**EXTRACTED RECORDS**
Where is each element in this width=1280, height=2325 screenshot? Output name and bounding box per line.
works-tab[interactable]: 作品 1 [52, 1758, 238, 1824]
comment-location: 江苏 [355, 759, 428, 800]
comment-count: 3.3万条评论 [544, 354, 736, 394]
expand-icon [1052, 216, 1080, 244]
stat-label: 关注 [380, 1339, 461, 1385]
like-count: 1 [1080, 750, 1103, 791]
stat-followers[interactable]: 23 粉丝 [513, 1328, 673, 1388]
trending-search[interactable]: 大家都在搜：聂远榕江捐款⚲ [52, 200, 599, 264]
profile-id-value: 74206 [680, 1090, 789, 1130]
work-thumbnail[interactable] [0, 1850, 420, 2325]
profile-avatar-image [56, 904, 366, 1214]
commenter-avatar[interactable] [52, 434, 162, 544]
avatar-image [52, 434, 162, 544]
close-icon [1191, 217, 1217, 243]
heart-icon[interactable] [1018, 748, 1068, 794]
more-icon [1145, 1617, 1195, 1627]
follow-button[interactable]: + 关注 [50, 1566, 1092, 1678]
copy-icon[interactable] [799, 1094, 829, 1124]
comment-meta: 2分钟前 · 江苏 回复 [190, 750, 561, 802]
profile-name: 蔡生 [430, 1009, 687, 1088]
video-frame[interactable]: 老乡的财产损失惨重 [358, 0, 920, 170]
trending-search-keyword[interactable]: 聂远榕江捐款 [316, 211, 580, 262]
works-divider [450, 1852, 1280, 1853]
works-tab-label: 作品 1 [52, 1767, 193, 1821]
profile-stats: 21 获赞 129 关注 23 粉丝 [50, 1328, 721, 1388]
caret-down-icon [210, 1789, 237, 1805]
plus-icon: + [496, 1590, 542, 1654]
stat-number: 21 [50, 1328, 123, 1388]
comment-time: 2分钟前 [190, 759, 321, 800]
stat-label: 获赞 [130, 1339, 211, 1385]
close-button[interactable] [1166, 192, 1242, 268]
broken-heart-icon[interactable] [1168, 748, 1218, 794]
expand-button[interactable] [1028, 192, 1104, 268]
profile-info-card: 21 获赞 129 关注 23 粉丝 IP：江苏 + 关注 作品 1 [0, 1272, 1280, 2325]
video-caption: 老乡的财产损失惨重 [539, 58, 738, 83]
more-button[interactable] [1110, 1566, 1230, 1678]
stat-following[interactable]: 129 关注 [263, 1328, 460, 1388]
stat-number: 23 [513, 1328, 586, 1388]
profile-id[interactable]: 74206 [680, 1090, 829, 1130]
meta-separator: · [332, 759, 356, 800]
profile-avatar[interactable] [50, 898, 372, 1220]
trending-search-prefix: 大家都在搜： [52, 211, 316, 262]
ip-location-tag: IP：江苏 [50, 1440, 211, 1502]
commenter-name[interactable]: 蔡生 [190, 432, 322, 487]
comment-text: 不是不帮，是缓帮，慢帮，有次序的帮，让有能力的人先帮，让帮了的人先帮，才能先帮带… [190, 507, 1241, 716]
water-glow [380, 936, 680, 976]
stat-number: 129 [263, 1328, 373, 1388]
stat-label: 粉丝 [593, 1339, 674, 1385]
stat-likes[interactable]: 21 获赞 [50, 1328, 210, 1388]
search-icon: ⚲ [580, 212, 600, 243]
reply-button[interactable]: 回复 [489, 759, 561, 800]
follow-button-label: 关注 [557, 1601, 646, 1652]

**SHORT PROBLEM**
Retype every line of the material above word for word, leaving nothing out.

**EXERCISE OUTPUT**
Where is each element in this width=1280, height=2325 screenshot? Output name and bounding box per line.
works-tab[interactable]: 作品 1 [52, 1758, 238, 1824]
comment-location: 江苏 [355, 759, 428, 800]
comment-count: 3.3万条评论 [544, 354, 736, 394]
expand-icon [1052, 216, 1080, 244]
stat-label: 关注 [380, 1339, 461, 1385]
like-count: 1 [1080, 750, 1103, 791]
stat-followers[interactable]: 23 粉丝 [513, 1328, 673, 1388]
trending-search[interactable]: 大家都在搜：聂远榕江捐款⚲ [52, 200, 599, 264]
profile-id-value: 74206 [680, 1090, 789, 1130]
work-thumbnail[interactable] [0, 1850, 420, 2325]
profile-avatar-image [56, 904, 366, 1214]
commenter-avatar[interactable] [52, 434, 162, 544]
avatar-image [52, 434, 162, 544]
close-icon [1191, 217, 1217, 243]
heart-icon[interactable] [1018, 748, 1068, 794]
more-icon [1145, 1617, 1195, 1627]
follow-button[interactable]: + 关注 [50, 1566, 1092, 1678]
copy-icon[interactable] [799, 1094, 829, 1124]
comment-meta: 2分钟前 · 江苏 回复 [190, 750, 561, 802]
profile-name: 蔡生 [430, 1009, 687, 1088]
video-frame[interactable]: 老乡的财产损失惨重 [358, 0, 920, 170]
trending-search-keyword[interactable]: 聂远榕江捐款 [316, 211, 580, 262]
works-divider [450, 1852, 1280, 1853]
works-tab-label: 作品 1 [52, 1767, 193, 1821]
profile-stats: 21 获赞 129 关注 23 粉丝 [50, 1328, 721, 1388]
caret-down-icon [210, 1789, 237, 1805]
plus-icon: + [496, 1590, 542, 1654]
stat-number: 21 [50, 1328, 123, 1388]
comment-time: 2分钟前 [190, 759, 321, 800]
stat-label: 获赞 [130, 1339, 211, 1385]
close-button[interactable] [1166, 192, 1242, 268]
broken-heart-icon[interactable] [1168, 748, 1218, 794]
expand-button[interactable] [1028, 192, 1104, 268]
profile-info-card: 21 获赞 129 关注 23 粉丝 IP：江苏 + 关注 作品 1 [0, 1272, 1280, 2325]
video-caption: 老乡的财产损失惨重 [539, 58, 738, 83]
more-button[interactable] [1110, 1566, 1230, 1678]
stat-following[interactable]: 129 关注 [263, 1328, 460, 1388]
stat-number: 23 [513, 1328, 586, 1388]
profile-id[interactable]: 74206 [680, 1090, 829, 1130]
meta-separator: · [332, 759, 356, 800]
profile-avatar[interactable] [50, 898, 372, 1220]
trending-search-prefix: 大家都在搜： [52, 211, 316, 262]
ip-location-tag: IP：江苏 [50, 1440, 211, 1502]
commenter-name[interactable]: 蔡生 [190, 432, 322, 487]
comment-text: 不是不帮，是缓帮，慢帮，有次序的帮，让有能力的人先帮，让帮了的人先帮，才能先帮带… [190, 507, 1241, 716]
water-glow [380, 936, 680, 976]
stat-number: 129 [263, 1328, 373, 1388]
stat-label: 粉丝 [593, 1339, 674, 1385]
stat-likes[interactable]: 21 获赞 [50, 1328, 210, 1388]
search-icon: ⚲ [580, 212, 600, 243]
reply-button[interactable]: 回复 [489, 759, 561, 800]
follow-button-label: 关注 [557, 1601, 646, 1652]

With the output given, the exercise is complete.